# [INSTRUCTIONS FOR THE TASK]
State the number of lines, and only that number, in which the word "remplies" appears.

# [Dataset entries]
+++

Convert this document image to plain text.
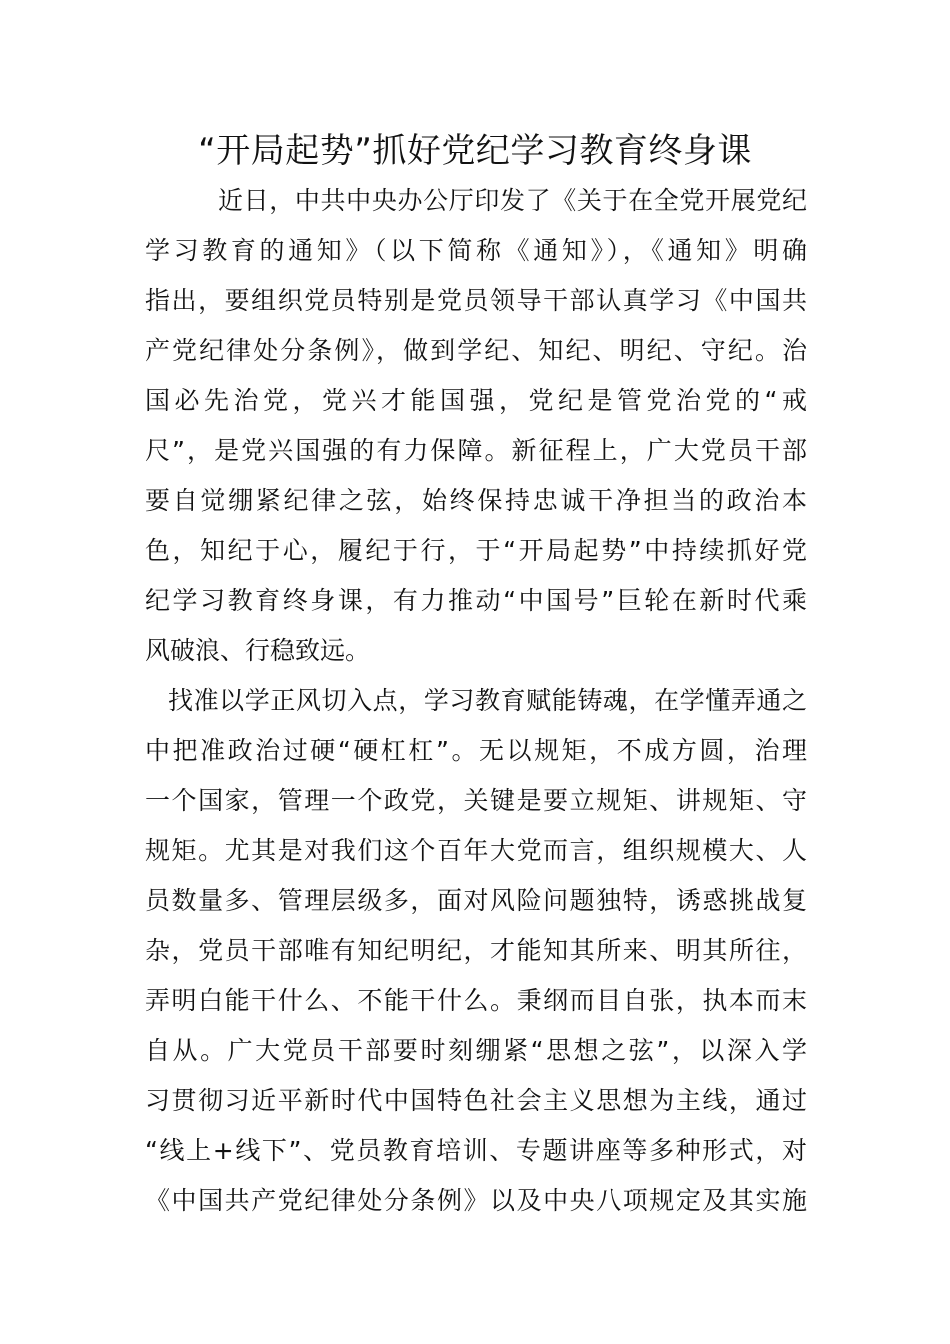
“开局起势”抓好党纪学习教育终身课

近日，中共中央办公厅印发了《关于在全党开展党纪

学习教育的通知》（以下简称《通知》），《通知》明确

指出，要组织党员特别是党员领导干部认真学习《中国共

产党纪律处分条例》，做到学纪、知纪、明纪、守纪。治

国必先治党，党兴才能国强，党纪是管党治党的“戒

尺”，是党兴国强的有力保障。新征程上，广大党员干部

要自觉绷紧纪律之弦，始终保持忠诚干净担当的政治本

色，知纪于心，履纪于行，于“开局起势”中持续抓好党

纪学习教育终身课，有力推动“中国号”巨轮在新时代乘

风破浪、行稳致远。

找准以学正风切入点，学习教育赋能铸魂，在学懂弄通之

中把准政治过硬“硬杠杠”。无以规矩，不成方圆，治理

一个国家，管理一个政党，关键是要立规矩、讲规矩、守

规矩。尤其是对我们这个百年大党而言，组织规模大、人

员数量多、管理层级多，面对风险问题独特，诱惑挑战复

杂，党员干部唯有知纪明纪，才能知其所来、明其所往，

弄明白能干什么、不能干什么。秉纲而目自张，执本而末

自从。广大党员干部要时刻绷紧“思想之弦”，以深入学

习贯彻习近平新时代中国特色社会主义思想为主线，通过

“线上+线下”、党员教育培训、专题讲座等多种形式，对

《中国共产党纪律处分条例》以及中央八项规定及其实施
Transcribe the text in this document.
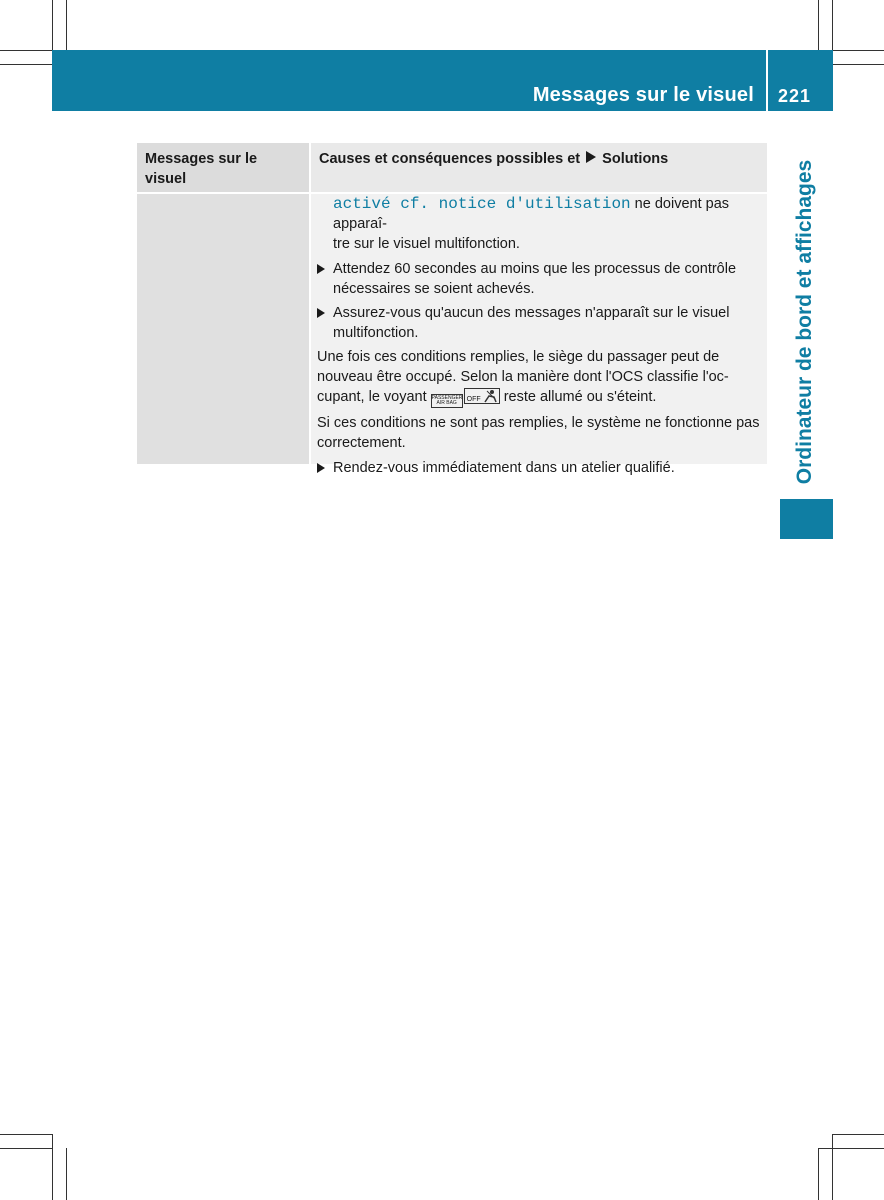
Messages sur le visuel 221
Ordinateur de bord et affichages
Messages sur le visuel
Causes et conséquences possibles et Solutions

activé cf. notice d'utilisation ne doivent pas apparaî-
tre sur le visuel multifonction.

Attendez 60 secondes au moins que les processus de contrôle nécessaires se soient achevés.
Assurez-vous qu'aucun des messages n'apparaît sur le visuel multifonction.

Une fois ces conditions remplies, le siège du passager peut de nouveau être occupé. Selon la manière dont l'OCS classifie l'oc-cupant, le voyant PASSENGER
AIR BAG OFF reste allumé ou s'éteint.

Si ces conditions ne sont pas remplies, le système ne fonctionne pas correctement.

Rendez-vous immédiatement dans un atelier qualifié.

+++

# [FULL ANSWER]
2